THE REQUEST — Each line that holds the word "McKinney" counts once; report how many lines do so and nothing else.
# Start of DATA FOR THIS EXERCISE
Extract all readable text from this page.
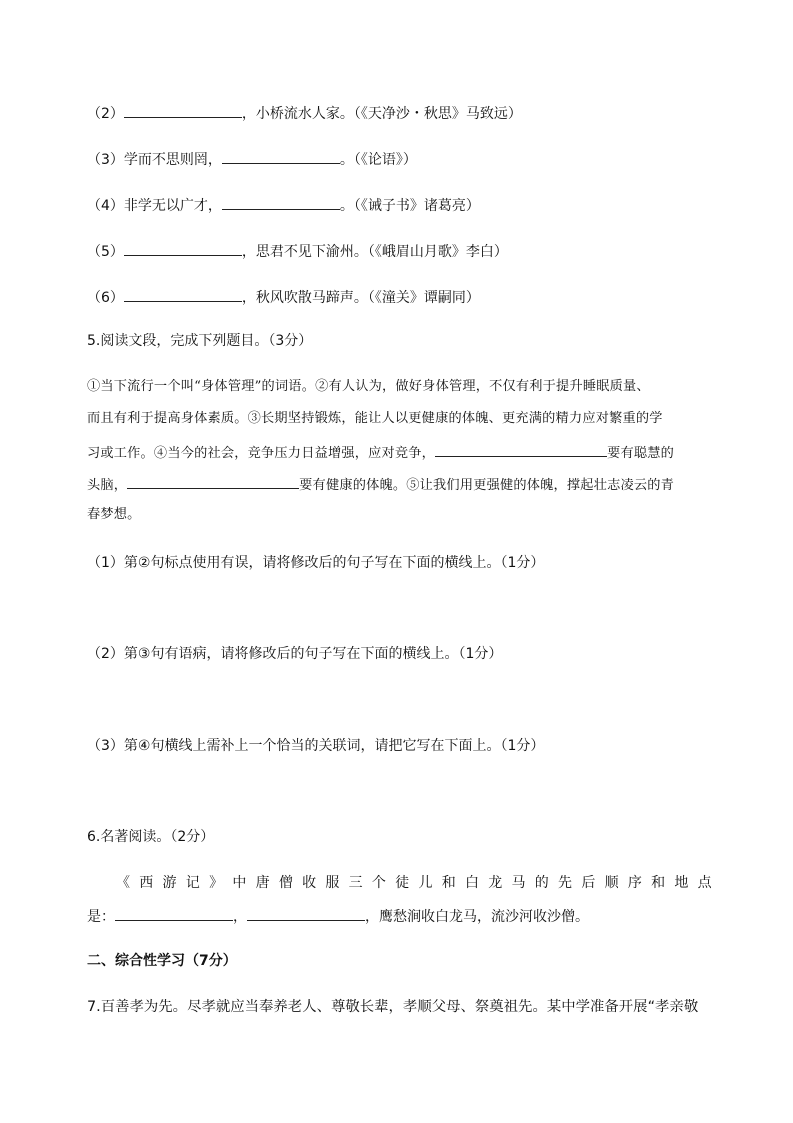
（2）	，小桥流水人家。（《天净沙・秋思》马致远）
（3）学而不思则罔，	。（《论语》）
（4）非学无以广才，	。（《诫子书》诸葛亮）
（5）	，思君不见下渝州。（《峨眉山月歌》李白）
（6）	，秋风吹散马蹄声。（《潼关》谭嗣同）
5.阅读文段，完成下列题目。（3分）
①当下流行一个叫“身体管理”的词语。②有人认为，做好身体管理，不仅有利于提升睡眠质量、
而且有利于提高身体素质。③长期坚持锻炼，能让人以更健康的体魄、更充满的精力应对繁重的学
习或工作。④当今的社会，竞争压力日益增强，应对竞争，	要有聪慧的
头脑，	要有健康的体魄。⑤让我们用更强健的体魄，撑起壮志凌云的青
春梦想。
（1）第②句标点使用有误，请将修改后的句子写在下面的横线上。（1分）
（2）第③句有语病，请将修改后的句子写在下面的横线上。（1分）
（3）第④句横线上需补上一个恰当的关联词，请把它写在下面上。（1分）
6.名著阅读。（2分）
《 西 游 记 》 中 唐 僧 收 服 三 个 徒 儿 和 白 龙 马 的 先 后 顺 序 和 地 点
是：	，	，鹰愁涧收白龙马，流沙河收沙僧。
二、综合性学习（7分）
7.百善孝为先。尽孝就应当奉养老人、尊敬长辈，孝顺父母、祭奠祖先。某中学准备开展“孝亲敬
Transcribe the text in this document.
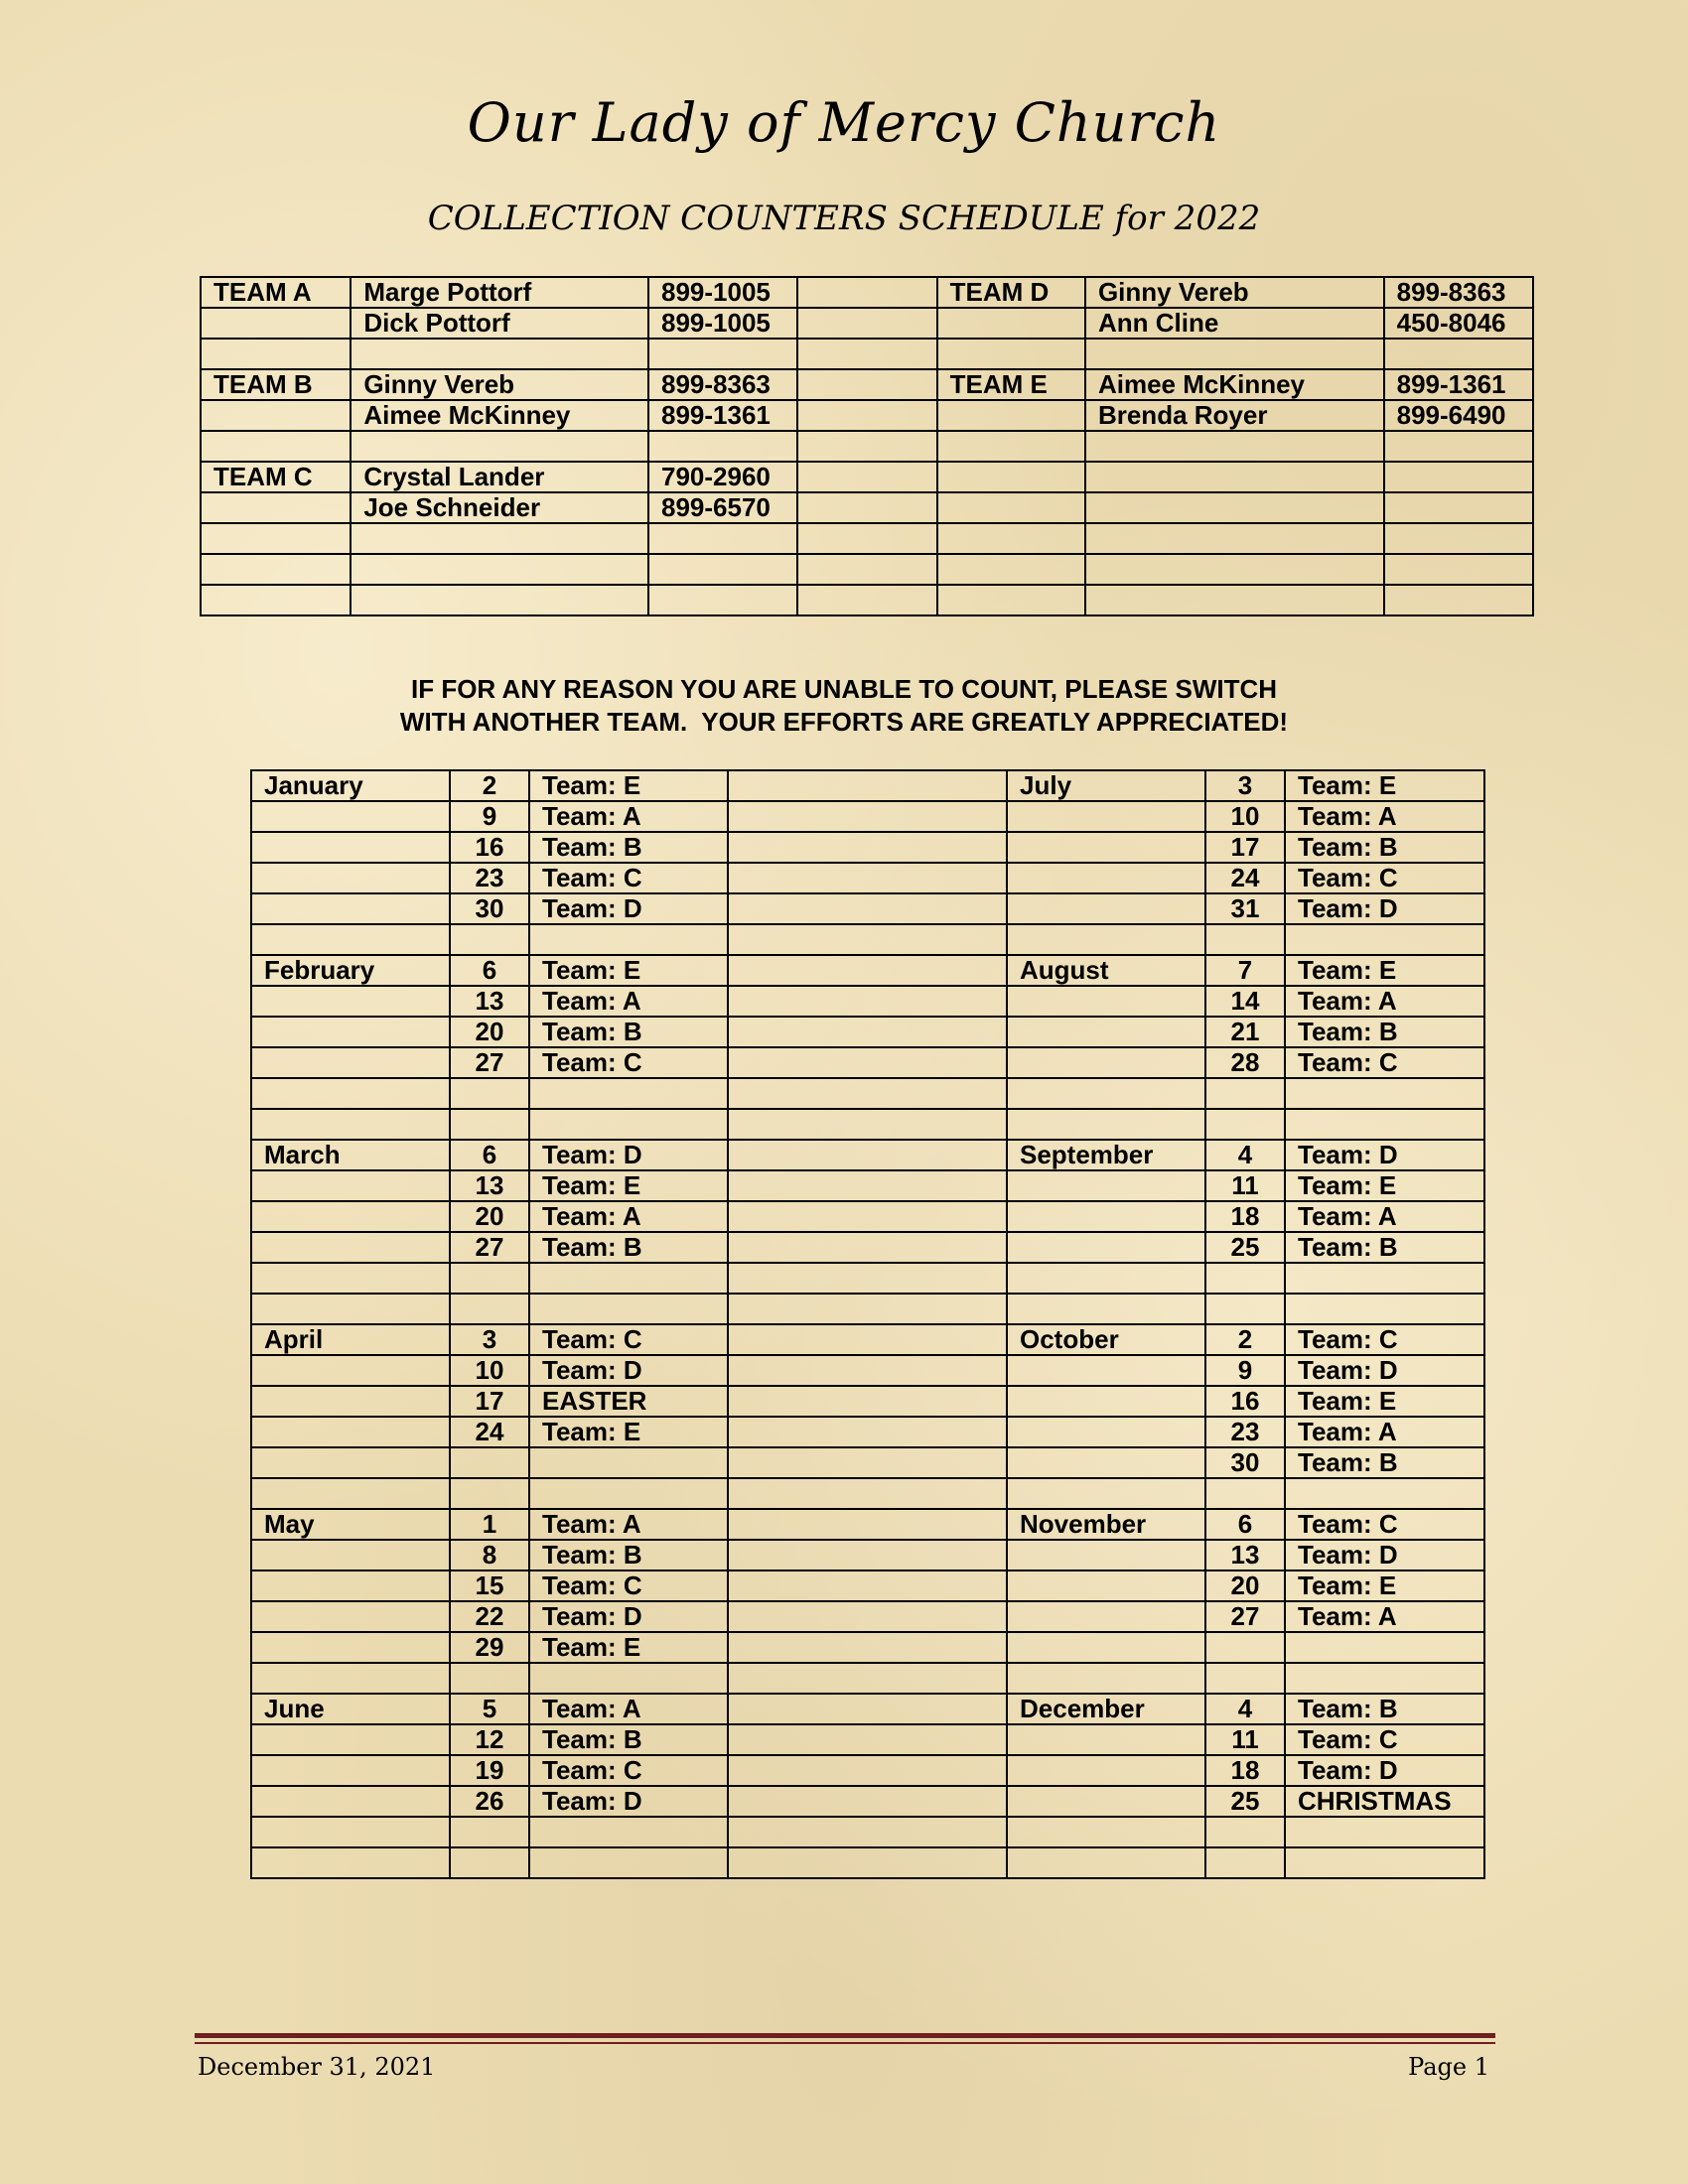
Our Lady of Mercy Church
COLLECTION COUNTERS SCHEDULE for 2022
TEAM A	Marge Pottorf	899-1005		TEAM D	Ginny Vereb	899-8363
	Dick Pottorf	899-1005			Ann Cline	450-8046

TEAM B	Ginny Vereb	899-8363		TEAM E	Aimee McKinney	899-1361
	Aimee McKinney	899-1361			Brenda Royer	899-6490

TEAM C	Crystal Lander	790-2960				
	Joe Schneider	899-6570				

IF FOR ANY REASON YOU ARE UNABLE TO COUNT, PLEASE SWITCH
WITH ANOTHER TEAM.  YOUR EFFORTS ARE GREATLY APPRECIATED!
January	2	Team: E		July	3	Team: E
	9	Team: A			10	Team: A
	16	Team: B			17	Team: B
	23	Team: C			24	Team: C
	30	Team: D			31	Team: D

February	6	Team: E		August	7	Team: E
	13	Team: A			14	Team: A
	20	Team: B			21	Team: B
	27	Team: C			28	Team: C

March	6	Team: D		September	4	Team: D
	13	Team: E			11	Team: E
	20	Team: A			18	Team: A
	27	Team: B			25	Team: B

April	3	Team: C		October	2	Team: C
	10	Team: D			9	Team: D
	17	EASTER			16	Team: E
	24	Team: E			23	Team: A
					30	Team: B

May	1	Team: A		November	6	Team: C
	8	Team: B			13	Team: D
	15	Team: C			20	Team: E
	22	Team: D			27	Team: A
	29	Team: E				

June	5	Team: A		December	4	Team: B
	12	Team: B			11	Team: C
	19	Team: C			18	Team: D
	26	Team: D			25	CHRISTMAS

December 31, 2021	Page 1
# End of DATA FOR THIS EXERCISE
FINISHED EXERCISE — 2